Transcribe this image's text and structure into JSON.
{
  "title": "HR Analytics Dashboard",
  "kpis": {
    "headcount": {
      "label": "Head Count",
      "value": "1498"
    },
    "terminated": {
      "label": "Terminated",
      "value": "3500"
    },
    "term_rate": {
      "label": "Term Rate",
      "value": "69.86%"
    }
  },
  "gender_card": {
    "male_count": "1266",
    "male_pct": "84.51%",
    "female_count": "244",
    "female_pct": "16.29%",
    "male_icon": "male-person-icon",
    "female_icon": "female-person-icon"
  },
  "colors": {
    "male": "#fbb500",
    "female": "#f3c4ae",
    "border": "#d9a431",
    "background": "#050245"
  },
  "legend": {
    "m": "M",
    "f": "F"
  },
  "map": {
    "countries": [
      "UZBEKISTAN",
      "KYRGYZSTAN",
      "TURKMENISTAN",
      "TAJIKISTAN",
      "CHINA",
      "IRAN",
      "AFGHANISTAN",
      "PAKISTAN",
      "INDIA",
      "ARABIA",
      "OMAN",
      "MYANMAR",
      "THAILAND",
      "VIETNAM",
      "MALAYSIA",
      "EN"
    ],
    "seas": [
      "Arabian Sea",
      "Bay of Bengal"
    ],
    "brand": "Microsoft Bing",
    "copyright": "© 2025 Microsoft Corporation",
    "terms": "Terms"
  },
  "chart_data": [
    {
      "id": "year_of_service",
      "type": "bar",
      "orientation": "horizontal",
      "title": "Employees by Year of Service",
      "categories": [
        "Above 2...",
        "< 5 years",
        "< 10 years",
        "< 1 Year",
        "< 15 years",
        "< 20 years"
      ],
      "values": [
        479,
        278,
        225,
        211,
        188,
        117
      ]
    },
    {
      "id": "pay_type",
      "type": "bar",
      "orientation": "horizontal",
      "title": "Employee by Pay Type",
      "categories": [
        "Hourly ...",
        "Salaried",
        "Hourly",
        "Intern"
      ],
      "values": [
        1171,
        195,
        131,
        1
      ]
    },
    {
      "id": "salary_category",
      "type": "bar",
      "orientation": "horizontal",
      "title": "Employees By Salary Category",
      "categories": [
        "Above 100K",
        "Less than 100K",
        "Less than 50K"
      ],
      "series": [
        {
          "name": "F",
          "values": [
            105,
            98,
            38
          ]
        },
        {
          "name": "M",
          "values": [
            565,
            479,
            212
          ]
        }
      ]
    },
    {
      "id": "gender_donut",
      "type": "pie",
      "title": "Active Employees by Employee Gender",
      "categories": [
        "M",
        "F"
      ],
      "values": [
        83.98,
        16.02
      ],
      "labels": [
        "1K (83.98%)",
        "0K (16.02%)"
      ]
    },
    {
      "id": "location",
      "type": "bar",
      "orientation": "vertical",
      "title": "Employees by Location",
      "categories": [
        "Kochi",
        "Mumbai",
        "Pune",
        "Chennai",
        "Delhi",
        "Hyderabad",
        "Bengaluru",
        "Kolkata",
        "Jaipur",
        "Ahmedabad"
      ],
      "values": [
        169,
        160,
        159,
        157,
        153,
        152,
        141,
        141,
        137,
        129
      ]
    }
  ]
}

:::

• _EXERCISE AIM_: Faithfully transcribe the whole of the data.

• _SOLVED EXERCISE_:
Transcribe this image's text and structure into JSON.
{
  "title": "HR Analytics Dashboard",
  "kpis": {
    "headcount": {
      "label": "Head Count",
      "value": "1498"
    },
    "terminated": {
      "label": "Terminated",
      "value": "3500"
    },
    "term_rate": {
      "label": "Term Rate",
      "value": "69.86%"
    }
  },
  "gender_card": {
    "male_count": "1266",
    "male_pct": "84.51%",
    "female_count": "244",
    "female_pct": "16.29%",
    "male_icon": "male-person-icon",
    "female_icon": "female-person-icon"
  },
  "colors": {
    "male": "#fbb500",
    "female": "#f3c4ae",
    "border": "#d9a431",
    "background": "#050245"
  },
  "legend": {
    "m": "M",
    "f": "F"
  },
  "map": {
    "countries": [
      "UZBEKISTAN",
      "KYRGYZSTAN",
      "TURKMENISTAN",
      "TAJIKISTAN",
      "CHINA",
      "IRAN",
      "AFGHANISTAN",
      "PAKISTAN",
      "INDIA",
      "ARABIA",
      "OMAN",
      "MYANMAR",
      "THAILAND",
      "VIETNAM",
      "MALAYSIA",
      "EN"
    ],
    "seas": [
      "Arabian Sea",
      "Bay of Bengal"
    ],
    "brand": "Microsoft Bing",
    "copyright": "© 2025 Microsoft Corporation",
    "terms": "Terms"
  },
  "chart_data": [
    {
      "id": "year_of_service",
      "type": "bar",
      "orientation": "horizontal",
      "title": "Employees by Year of Service",
      "categories": [
        "Above 2...",
        "< 5 years",
        "< 10 years",
        "< 1 Year",
        "< 15 years",
        "< 20 years"
      ],
      "values": [
        479,
        278,
        225,
        211,
        188,
        117
      ]
    },
    {
      "id": "pay_type",
      "type": "bar",
      "orientation": "horizontal",
      "title": "Employee by Pay Type",
      "categories": [
        "Hourly ...",
        "Salaried",
        "Hourly",
        "Intern"
      ],
      "values": [
        1171,
        195,
        131,
        1
      ]
    },
    {
      "id": "salary_category",
      "type": "bar",
      "orientation": "horizontal",
      "title": "Employees By Salary Category",
      "categories": [
        "Above 100K",
        "Less than 100K",
        "Less than 50K"
      ],
      "series": [
        {
          "name": "F",
          "values": [
            105,
            98,
            38
          ]
        },
        {
          "name": "M",
          "values": [
            565,
            479,
            212
          ]
        }
      ]
    },
    {
      "id": "gender_donut",
      "type": "pie",
      "title": "Active Employees by Employee Gender",
      "categories": [
        "M",
        "F"
      ],
      "values": [
        83.98,
        16.02
      ],
      "labels": [
        "1K (83.98%)",
        "0K (16.02%)"
      ]
    },
    {
      "id": "location",
      "type": "bar",
      "orientation": "vertical",
      "title": "Employees by Location",
      "categories": [
        "Kochi",
        "Mumbai",
        "Pune",
        "Chennai",
        "Delhi",
        "Hyderabad",
        "Bengaluru",
        "Kolkata",
        "Jaipur",
        "Ahmedabad"
      ],
      "values": [
        169,
        160,
        159,
        157,
        153,
        152,
        141,
        141,
        137,
        129
      ]
    }
  ]
}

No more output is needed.